Items listed in a dataset
** Begin **

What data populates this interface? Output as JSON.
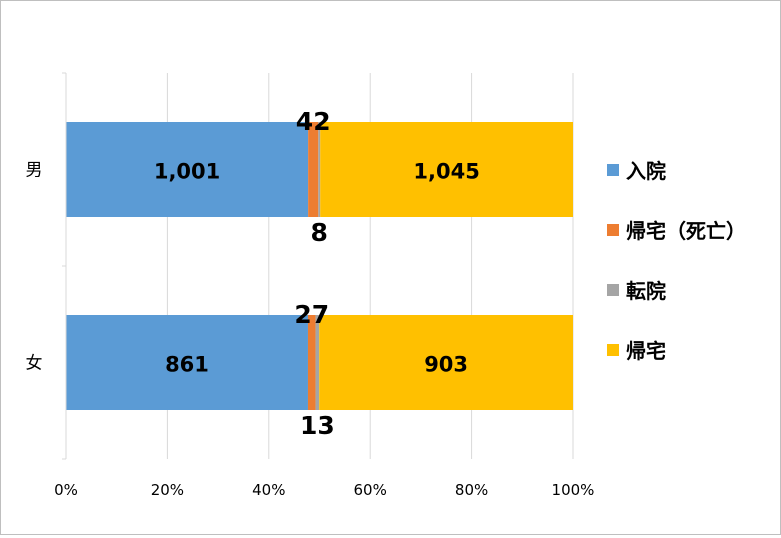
{
  "chart_data": {
    "type": "bar",
    "stacked": "percent",
    "orientation": "horizontal",
    "categories": [
      "男",
      "女"
    ],
    "series": [
      {
        "name": "入院",
        "color": "#5b9bd5",
        "values": [
          1001,
          861
        ],
        "labels": [
          "1,001",
          "861"
        ]
      },
      {
        "name": "帰宅（死亡）",
        "color": "#ed7d31",
        "values": [
          42,
          27
        ],
        "labels": [
          "42",
          "27"
        ]
      },
      {
        "name": "転院",
        "color": "#a5a5a5",
        "values": [
          8,
          13
        ],
        "labels": [
          "8",
          "13"
        ]
      },
      {
        "name": "帰宅",
        "color": "#ffc000",
        "values": [
          1045,
          903
        ],
        "labels": [
          "1,045",
          "903"
        ]
      }
    ],
    "xlim": [
      0,
      100
    ],
    "xticks": [
      "0%",
      "20%",
      "40%",
      "60%",
      "80%",
      "100%"
    ],
    "grid": true,
    "legend_position": "right"
  }
}
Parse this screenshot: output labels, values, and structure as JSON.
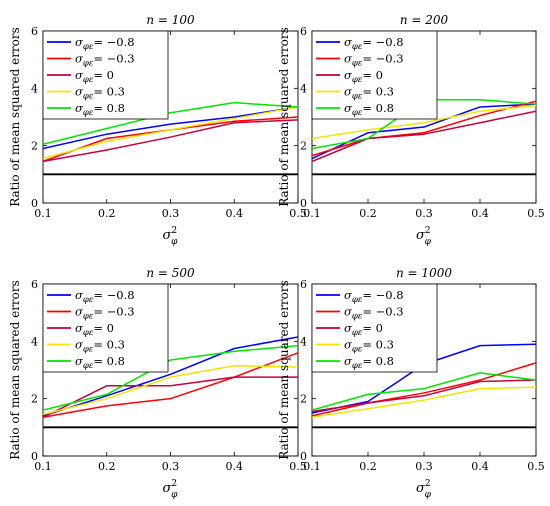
{
  "chart_data": [
    {
      "type": "line",
      "title": "n = 100",
      "xlabel": "σ²_φ",
      "ylabel": "Ratio of mean squared errors",
      "x": [
        0.1,
        0.2,
        0.3,
        0.4,
        0.5
      ],
      "xlim": [
        0.1,
        0.5
      ],
      "ylim": [
        0,
        6
      ],
      "xticks": [
        "0.1",
        "0.2",
        "0.3",
        "0.4",
        "0.5"
      ],
      "yticks": [
        "0",
        "2",
        "4",
        "6"
      ],
      "reference_line": 1,
      "legend_position": "top-left",
      "series": [
        {
          "name": "σφε = −0.8",
          "color": "#0000ff",
          "values": [
            1.9,
            2.4,
            2.75,
            3.0,
            3.35
          ]
        },
        {
          "name": "σφε = −0.3",
          "color": "#ff0000",
          "values": [
            1.45,
            2.25,
            2.55,
            2.85,
            3.0
          ]
        },
        {
          "name": "σφε = 0",
          "color": "#c8003c",
          "values": [
            1.45,
            1.85,
            2.3,
            2.8,
            2.9
          ]
        },
        {
          "name": "σφε = 0.3",
          "color": "#f2e600",
          "values": [
            1.55,
            2.15,
            2.55,
            2.95,
            3.35
          ]
        },
        {
          "name": "σφε = 0.8",
          "color": "#00e600",
          "values": [
            2.05,
            2.6,
            3.15,
            3.5,
            3.35
          ]
        }
      ]
    },
    {
      "type": "line",
      "title": "n = 200",
      "xlabel": "σ²_φ",
      "ylabel": "Ratio of mean squared errors",
      "x": [
        0.1,
        0.2,
        0.3,
        0.4,
        0.5
      ],
      "xlim": [
        0.1,
        0.5
      ],
      "ylim": [
        0,
        6
      ],
      "xticks": [
        "0.1",
        "0.2",
        "0.3",
        "0.4",
        "0.5"
      ],
      "yticks": [
        "0",
        "2",
        "4",
        "6"
      ],
      "reference_line": 1,
      "legend_position": "top-left",
      "series": [
        {
          "name": "σφε = −0.8",
          "color": "#0000ff",
          "values": [
            1.55,
            2.45,
            2.65,
            3.35,
            3.45
          ]
        },
        {
          "name": "σφε = −0.3",
          "color": "#ff0000",
          "values": [
            1.65,
            2.25,
            2.45,
            3.05,
            3.55
          ]
        },
        {
          "name": "σφε = 0",
          "color": "#c8003c",
          "values": [
            1.45,
            2.25,
            2.4,
            2.8,
            3.2
          ]
        },
        {
          "name": "σφε = 0.3",
          "color": "#f2e600",
          "values": [
            2.25,
            2.55,
            2.8,
            3.2,
            3.4
          ]
        },
        {
          "name": "σφε = 0.8",
          "color": "#00e600",
          "values": [
            1.9,
            2.25,
            3.6,
            3.6,
            3.45
          ]
        }
      ]
    },
    {
      "type": "line",
      "title": "n = 500",
      "xlabel": "σ²_φ",
      "ylabel": "Ratio of mean squared errors",
      "x": [
        0.1,
        0.2,
        0.3,
        0.4,
        0.5
      ],
      "xlim": [
        0.1,
        0.5
      ],
      "ylim": [
        0,
        6
      ],
      "xticks": [
        "0.1",
        "0.2",
        "0.3",
        "0.4",
        "0.5"
      ],
      "yticks": [
        "0",
        "2",
        "4",
        "6"
      ],
      "reference_line": 1,
      "legend_position": "top-left",
      "series": [
        {
          "name": "σφε = −0.8",
          "color": "#0000ff",
          "values": [
            1.4,
            2.1,
            2.85,
            3.75,
            4.15
          ]
        },
        {
          "name": "σφε = −0.3",
          "color": "#ff0000",
          "values": [
            1.35,
            1.75,
            2.0,
            2.75,
            3.6
          ]
        },
        {
          "name": "σφε = 0",
          "color": "#c8003c",
          "values": [
            1.35,
            2.45,
            2.45,
            2.75,
            2.75
          ]
        },
        {
          "name": "σφε = 0.3",
          "color": "#f2e600",
          "values": [
            1.45,
            2.0,
            2.75,
            3.15,
            3.1
          ]
        },
        {
          "name": "σφε = 0.8",
          "color": "#00e600",
          "values": [
            1.6,
            2.15,
            3.35,
            3.65,
            3.85
          ]
        }
      ]
    },
    {
      "type": "line",
      "title": "n = 1000",
      "xlabel": "σ²_φ",
      "ylabel": "Ratio of mean squared errors",
      "x": [
        0.1,
        0.2,
        0.3,
        0.4,
        0.5
      ],
      "xlim": [
        0.1,
        0.5
      ],
      "ylim": [
        0,
        6
      ],
      "xticks": [
        "0.1",
        "0.2",
        "0.3",
        "0.4",
        "0.5"
      ],
      "yticks": [
        "0",
        "2",
        "4",
        "6"
      ],
      "reference_line": 1,
      "legend_position": "top-left",
      "series": [
        {
          "name": "σφε = −0.8",
          "color": "#0000ff",
          "values": [
            1.5,
            1.9,
            3.2,
            3.85,
            3.9
          ]
        },
        {
          "name": "σφε = −0.3",
          "color": "#ff0000",
          "values": [
            1.4,
            1.85,
            2.2,
            2.65,
            3.25
          ]
        },
        {
          "name": "σφε = 0",
          "color": "#c8003c",
          "values": [
            1.55,
            1.85,
            2.1,
            2.6,
            2.65
          ]
        },
        {
          "name": "σφε = 0.3",
          "color": "#f2e600",
          "values": [
            1.35,
            1.65,
            1.95,
            2.35,
            2.4
          ]
        },
        {
          "name": "σφε = 0.8",
          "color": "#00e600",
          "values": [
            1.6,
            2.15,
            2.35,
            2.9,
            2.65
          ]
        }
      ]
    }
  ]
}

** End **

Exercise: Extract all the data above exactly, excluding every picture.

Written response:
What data populates this interface? Output as JSON.
{
  "chart_data": {
    "type": "bar",
    "stacked": "percent",
    "orientation": "horizontal",
    "categories": [
      "男",
      "女"
    ],
    "series": [
      {
        "name": "入院",
        "color": "#5b9bd5",
        "values": [
          1001,
          861
        ],
        "labels": [
          "1,001",
          "861"
        ]
      },
      {
        "name": "帰宅（死亡）",
        "color": "#ed7d31",
        "values": [
          42,
          27
        ],
        "labels": [
          "42",
          "27"
        ]
      },
      {
        "name": "転院",
        "color": "#a5a5a5",
        "values": [
          8,
          13
        ],
        "labels": [
          "8",
          "13"
        ]
      },
      {
        "name": "帰宅",
        "color": "#ffc000",
        "values": [
          1045,
          903
        ],
        "labels": [
          "1,045",
          "903"
        ]
      }
    ],
    "xlim": [
      0,
      100
    ],
    "xticks": [
      "0%",
      "20%",
      "40%",
      "60%",
      "80%",
      "100%"
    ],
    "grid": true,
    "legend_position": "right"
  }
}
Parse this screenshot: output labels, values, and structure as JSON.
{
  "chart_data": [
    {
      "type": "line",
      "title": "n = 100",
      "xlabel": "σ²_φ",
      "ylabel": "Ratio of mean squared errors",
      "x": [
        0.1,
        0.2,
        0.3,
        0.4,
        0.5
      ],
      "xlim": [
        0.1,
        0.5
      ],
      "ylim": [
        0,
        6
      ],
      "xticks": [
        "0.1",
        "0.2",
        "0.3",
        "0.4",
        "0.5"
      ],
      "yticks": [
        "0",
        "2",
        "4",
        "6"
      ],
      "reference_line": 1,
      "legend_position": "top-left",
      "series": [
        {
          "name": "σφε = −0.8",
          "color": "#0000ff",
          "values": [
            1.9,
            2.4,
            2.75,
            3.0,
            3.35
          ]
        },
        {
          "name": "σφε = −0.3",
          "color": "#ff0000",
          "values": [
            1.45,
            2.25,
            2.55,
            2.85,
            3.0
          ]
        },
        {
          "name": "σφε = 0",
          "color": "#c8003c",
          "values": [
            1.45,
            1.85,
            2.3,
            2.8,
            2.9
          ]
        },
        {
          "name": "σφε = 0.3",
          "color": "#f2e600",
          "values": [
            1.55,
            2.15,
            2.55,
            2.95,
            3.35
          ]
        },
        {
          "name": "σφε = 0.8",
          "color": "#00e600",
          "values": [
            2.05,
            2.6,
            3.15,
            3.5,
            3.35
          ]
        }
      ]
    },
    {
      "type": "line",
      "title": "n = 200",
      "xlabel": "σ²_φ",
      "ylabel": "Ratio of mean squared errors",
      "x": [
        0.1,
        0.2,
        0.3,
        0.4,
        0.5
      ],
      "xlim": [
        0.1,
        0.5
      ],
      "ylim": [
        0,
        6
      ],
      "xticks": [
        "0.1",
        "0.2",
        "0.3",
        "0.4",
        "0.5"
      ],
      "yticks": [
        "0",
        "2",
        "4",
        "6"
      ],
      "reference_line": 1,
      "legend_position": "top-left",
      "series": [
        {
          "name": "σφε = −0.8",
          "color": "#0000ff",
          "values": [
            1.55,
            2.45,
            2.65,
            3.35,
            3.45
          ]
        },
        {
          "name": "σφε = −0.3",
          "color": "#ff0000",
          "values": [
            1.65,
            2.25,
            2.45,
            3.05,
            3.55
          ]
        },
        {
          "name": "σφε = 0",
          "color": "#c8003c",
          "values": [
            1.45,
            2.25,
            2.4,
            2.8,
            3.2
          ]
        },
        {
          "name": "σφε = 0.3",
          "color": "#f2e600",
          "values": [
            2.25,
            2.55,
            2.8,
            3.2,
            3.4
          ]
        },
        {
          "name": "σφε = 0.8",
          "color": "#00e600",
          "values": [
            1.9,
            2.25,
            3.6,
            3.6,
            3.45
          ]
        }
      ]
    },
    {
      "type": "line",
      "title": "n = 500",
      "xlabel": "σ²_φ",
      "ylabel": "Ratio of mean squared errors",
      "x": [
        0.1,
        0.2,
        0.3,
        0.4,
        0.5
      ],
      "xlim": [
        0.1,
        0.5
      ],
      "ylim": [
        0,
        6
      ],
      "xticks": [
        "0.1",
        "0.2",
        "0.3",
        "0.4",
        "0.5"
      ],
      "yticks": [
        "0",
        "2",
        "4",
        "6"
      ],
      "reference_line": 1,
      "legend_position": "top-left",
      "series": [
        {
          "name": "σφε = −0.8",
          "color": "#0000ff",
          "values": [
            1.4,
            2.1,
            2.85,
            3.75,
            4.15
          ]
        },
        {
          "name": "σφε = −0.3",
          "color": "#ff0000",
          "values": [
            1.35,
            1.75,
            2.0,
            2.75,
            3.6
          ]
        },
        {
          "name": "σφε = 0",
          "color": "#c8003c",
          "values": [
            1.35,
            2.45,
            2.45,
            2.75,
            2.75
          ]
        },
        {
          "name": "σφε = 0.3",
          "color": "#f2e600",
          "values": [
            1.45,
            2.0,
            2.75,
            3.15,
            3.1
          ]
        },
        {
          "name": "σφε = 0.8",
          "color": "#00e600",
          "values": [
            1.6,
            2.15,
            3.35,
            3.65,
            3.85
          ]
        }
      ]
    },
    {
      "type": "line",
      "title": "n = 1000",
      "xlabel": "σ²_φ",
      "ylabel": "Ratio of mean squared errors",
      "x": [
        0.1,
        0.2,
        0.3,
        0.4,
        0.5
      ],
      "xlim": [
        0.1,
        0.5
      ],
      "ylim": [
        0,
        6
      ],
      "xticks": [
        "0.1",
        "0.2",
        "0.3",
        "0.4",
        "0.5"
      ],
      "yticks": [
        "0",
        "2",
        "4",
        "6"
      ],
      "reference_line": 1,
      "legend_position": "top-left",
      "series": [
        {
          "name": "σφε = −0.8",
          "color": "#0000ff",
          "values": [
            1.5,
            1.9,
            3.2,
            3.85,
            3.9
          ]
        },
        {
          "name": "σφε = −0.3",
          "color": "#ff0000",
          "values": [
            1.4,
            1.85,
            2.2,
            2.65,
            3.25
          ]
        },
        {
          "name": "σφε = 0",
          "color": "#c8003c",
          "values": [
            1.55,
            1.85,
            2.1,
            2.6,
            2.65
          ]
        },
        {
          "name": "σφε = 0.3",
          "color": "#f2e600",
          "values": [
            1.35,
            1.65,
            1.95,
            2.35,
            2.4
          ]
        },
        {
          "name": "σφε = 0.8",
          "color": "#00e600",
          "values": [
            1.6,
            2.15,
            2.35,
            2.9,
            2.65
          ]
        }
      ]
    }
  ]
}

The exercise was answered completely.